--- Dataset entries ---
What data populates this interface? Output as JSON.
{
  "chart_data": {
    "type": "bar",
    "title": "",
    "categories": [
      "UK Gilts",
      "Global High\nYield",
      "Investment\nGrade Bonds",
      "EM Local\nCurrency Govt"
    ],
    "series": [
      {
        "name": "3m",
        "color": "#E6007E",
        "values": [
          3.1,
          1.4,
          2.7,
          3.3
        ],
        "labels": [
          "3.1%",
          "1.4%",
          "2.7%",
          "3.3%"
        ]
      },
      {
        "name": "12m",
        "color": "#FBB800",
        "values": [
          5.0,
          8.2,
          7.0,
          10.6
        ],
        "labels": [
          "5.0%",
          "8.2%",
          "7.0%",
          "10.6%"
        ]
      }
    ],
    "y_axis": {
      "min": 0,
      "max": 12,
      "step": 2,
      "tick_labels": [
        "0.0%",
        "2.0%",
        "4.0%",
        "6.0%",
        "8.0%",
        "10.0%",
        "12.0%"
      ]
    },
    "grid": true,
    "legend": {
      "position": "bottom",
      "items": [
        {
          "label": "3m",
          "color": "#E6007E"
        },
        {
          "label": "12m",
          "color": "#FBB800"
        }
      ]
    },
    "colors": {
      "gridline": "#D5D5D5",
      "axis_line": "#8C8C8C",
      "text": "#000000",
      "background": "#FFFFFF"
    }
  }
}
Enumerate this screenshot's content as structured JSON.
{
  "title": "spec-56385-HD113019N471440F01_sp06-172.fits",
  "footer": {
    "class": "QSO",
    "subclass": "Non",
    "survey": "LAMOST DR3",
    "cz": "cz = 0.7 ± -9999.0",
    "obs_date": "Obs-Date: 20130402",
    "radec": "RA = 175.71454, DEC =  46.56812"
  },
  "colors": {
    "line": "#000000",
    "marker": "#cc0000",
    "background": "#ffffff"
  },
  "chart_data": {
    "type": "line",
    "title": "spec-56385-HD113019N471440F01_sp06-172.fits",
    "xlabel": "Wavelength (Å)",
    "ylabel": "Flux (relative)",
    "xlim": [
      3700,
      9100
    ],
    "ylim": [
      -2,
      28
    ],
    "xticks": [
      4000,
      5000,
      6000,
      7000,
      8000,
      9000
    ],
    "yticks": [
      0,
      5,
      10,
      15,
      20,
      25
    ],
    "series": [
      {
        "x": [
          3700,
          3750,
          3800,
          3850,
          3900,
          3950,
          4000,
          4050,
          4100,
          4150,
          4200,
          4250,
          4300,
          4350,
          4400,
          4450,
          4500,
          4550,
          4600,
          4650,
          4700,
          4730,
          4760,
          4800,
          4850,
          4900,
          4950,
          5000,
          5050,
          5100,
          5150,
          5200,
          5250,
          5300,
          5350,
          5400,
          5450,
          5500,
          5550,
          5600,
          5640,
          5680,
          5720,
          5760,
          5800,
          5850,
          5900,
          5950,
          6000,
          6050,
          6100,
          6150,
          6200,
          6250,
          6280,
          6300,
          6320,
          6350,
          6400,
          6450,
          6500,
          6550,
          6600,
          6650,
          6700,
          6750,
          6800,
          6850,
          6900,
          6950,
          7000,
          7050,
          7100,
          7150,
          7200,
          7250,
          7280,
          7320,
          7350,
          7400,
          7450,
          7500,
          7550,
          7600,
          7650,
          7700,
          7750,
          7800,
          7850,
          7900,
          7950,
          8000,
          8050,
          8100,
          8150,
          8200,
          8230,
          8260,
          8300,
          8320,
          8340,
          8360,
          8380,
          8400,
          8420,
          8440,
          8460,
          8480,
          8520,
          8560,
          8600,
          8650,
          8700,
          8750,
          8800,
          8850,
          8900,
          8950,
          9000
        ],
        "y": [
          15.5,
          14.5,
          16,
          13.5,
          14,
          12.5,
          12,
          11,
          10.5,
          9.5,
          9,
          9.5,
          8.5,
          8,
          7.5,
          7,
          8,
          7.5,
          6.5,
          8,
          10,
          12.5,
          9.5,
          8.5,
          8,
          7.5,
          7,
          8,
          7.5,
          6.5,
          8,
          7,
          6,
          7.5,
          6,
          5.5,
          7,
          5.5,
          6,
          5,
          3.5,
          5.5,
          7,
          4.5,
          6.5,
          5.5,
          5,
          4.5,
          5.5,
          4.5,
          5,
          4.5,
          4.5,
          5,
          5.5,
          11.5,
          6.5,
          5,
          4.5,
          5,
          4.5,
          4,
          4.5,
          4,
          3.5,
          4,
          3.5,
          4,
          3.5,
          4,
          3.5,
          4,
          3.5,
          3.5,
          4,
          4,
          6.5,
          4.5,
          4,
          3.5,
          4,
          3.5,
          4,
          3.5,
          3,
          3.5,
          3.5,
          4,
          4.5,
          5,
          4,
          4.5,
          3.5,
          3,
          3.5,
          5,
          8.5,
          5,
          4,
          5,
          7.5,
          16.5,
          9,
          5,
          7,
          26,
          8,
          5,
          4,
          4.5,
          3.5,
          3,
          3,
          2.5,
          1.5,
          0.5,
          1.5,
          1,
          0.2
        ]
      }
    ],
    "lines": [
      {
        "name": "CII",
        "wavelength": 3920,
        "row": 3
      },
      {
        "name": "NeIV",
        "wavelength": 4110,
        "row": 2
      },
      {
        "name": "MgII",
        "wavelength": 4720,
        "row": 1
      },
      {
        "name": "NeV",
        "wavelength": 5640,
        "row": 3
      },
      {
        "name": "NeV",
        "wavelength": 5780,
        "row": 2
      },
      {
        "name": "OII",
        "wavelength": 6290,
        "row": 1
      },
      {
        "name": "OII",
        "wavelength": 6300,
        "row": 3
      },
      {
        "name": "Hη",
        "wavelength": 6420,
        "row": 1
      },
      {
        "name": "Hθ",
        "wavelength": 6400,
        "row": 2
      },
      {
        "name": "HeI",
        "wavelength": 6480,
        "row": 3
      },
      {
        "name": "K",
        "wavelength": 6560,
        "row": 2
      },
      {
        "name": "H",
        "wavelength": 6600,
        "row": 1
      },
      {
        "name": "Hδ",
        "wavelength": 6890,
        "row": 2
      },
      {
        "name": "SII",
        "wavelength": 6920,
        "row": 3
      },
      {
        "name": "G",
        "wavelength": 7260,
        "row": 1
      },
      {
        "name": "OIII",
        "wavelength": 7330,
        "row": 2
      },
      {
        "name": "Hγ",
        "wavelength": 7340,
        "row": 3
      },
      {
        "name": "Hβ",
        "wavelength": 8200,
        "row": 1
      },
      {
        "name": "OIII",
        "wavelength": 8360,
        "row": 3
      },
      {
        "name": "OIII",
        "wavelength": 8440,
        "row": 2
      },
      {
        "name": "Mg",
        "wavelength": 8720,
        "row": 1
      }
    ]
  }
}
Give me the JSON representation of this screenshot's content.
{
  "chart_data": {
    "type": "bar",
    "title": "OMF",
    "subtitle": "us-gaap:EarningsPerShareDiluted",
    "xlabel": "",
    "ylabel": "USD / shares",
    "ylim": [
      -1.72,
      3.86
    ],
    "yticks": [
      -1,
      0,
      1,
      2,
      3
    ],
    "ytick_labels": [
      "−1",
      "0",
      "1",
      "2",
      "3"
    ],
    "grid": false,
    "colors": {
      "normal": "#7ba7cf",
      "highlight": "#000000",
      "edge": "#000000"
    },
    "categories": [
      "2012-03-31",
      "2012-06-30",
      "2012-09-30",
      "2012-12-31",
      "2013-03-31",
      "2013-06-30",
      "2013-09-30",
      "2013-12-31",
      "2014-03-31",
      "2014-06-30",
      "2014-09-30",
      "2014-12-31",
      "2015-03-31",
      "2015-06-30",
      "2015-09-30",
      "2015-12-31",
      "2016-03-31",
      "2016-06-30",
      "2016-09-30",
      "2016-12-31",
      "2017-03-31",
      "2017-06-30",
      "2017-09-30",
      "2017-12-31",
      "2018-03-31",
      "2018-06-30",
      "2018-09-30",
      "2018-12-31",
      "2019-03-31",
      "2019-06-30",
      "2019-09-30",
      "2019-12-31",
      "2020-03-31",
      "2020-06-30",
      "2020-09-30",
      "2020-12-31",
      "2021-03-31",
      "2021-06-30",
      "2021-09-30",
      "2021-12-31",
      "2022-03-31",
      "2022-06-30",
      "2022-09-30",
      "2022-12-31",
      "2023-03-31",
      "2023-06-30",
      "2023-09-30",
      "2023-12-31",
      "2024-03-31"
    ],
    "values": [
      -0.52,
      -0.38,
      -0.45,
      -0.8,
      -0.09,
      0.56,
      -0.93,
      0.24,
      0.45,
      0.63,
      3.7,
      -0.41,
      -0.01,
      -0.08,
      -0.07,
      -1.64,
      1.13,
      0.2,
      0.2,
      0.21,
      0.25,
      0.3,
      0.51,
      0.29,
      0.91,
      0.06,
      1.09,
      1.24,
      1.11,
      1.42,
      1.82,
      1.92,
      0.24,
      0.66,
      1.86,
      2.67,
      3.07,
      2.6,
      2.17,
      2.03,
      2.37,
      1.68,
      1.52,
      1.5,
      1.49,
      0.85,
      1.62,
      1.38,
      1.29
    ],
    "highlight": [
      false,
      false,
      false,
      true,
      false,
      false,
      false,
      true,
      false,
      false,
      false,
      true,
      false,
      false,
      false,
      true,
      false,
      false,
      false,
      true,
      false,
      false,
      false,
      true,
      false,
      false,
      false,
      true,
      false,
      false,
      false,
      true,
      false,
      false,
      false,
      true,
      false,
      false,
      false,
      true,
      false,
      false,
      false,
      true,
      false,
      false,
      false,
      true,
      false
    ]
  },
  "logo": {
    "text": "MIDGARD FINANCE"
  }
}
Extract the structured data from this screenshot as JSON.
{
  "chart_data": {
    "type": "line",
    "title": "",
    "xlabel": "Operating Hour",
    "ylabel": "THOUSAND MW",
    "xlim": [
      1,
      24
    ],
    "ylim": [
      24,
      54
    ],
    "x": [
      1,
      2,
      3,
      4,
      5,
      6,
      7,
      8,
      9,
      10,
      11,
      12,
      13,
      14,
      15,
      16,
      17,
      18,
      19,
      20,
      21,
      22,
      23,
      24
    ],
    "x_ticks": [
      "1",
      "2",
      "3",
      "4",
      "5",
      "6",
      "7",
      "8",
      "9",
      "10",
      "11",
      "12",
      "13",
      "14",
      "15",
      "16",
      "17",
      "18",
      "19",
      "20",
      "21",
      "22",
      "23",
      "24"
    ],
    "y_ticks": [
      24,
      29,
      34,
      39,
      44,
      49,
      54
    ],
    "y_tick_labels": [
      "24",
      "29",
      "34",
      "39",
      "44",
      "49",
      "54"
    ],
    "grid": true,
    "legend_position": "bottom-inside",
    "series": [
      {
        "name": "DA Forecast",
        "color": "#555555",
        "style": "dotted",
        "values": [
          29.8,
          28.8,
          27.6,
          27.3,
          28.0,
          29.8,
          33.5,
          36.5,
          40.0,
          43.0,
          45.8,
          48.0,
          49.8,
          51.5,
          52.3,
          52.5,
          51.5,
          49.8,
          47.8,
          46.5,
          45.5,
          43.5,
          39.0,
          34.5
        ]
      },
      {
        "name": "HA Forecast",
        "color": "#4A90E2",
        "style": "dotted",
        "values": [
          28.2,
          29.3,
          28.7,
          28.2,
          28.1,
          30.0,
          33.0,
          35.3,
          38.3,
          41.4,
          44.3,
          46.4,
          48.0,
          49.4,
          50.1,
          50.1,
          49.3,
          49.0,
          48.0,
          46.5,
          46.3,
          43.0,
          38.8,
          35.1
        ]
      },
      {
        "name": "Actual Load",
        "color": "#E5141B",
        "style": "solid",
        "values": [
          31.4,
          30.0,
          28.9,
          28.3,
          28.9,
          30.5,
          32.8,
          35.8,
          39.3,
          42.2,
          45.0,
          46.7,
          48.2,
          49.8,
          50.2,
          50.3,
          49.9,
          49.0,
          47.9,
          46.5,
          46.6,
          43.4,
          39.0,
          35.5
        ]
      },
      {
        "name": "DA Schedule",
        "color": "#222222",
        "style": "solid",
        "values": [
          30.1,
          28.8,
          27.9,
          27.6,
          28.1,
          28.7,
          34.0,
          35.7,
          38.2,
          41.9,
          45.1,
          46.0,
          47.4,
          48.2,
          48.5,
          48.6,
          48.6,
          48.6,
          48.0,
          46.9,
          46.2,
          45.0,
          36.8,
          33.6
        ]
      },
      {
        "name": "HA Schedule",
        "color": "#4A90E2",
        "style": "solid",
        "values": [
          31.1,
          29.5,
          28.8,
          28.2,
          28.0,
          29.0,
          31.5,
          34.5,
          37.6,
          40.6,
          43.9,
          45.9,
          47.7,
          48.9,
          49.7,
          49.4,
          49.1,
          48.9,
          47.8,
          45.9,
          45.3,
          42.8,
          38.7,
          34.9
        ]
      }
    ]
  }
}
---
Collect each line holding the string "background".

Answer for the task
      "background": "#FFFFFF"
    "background": "#ffffff"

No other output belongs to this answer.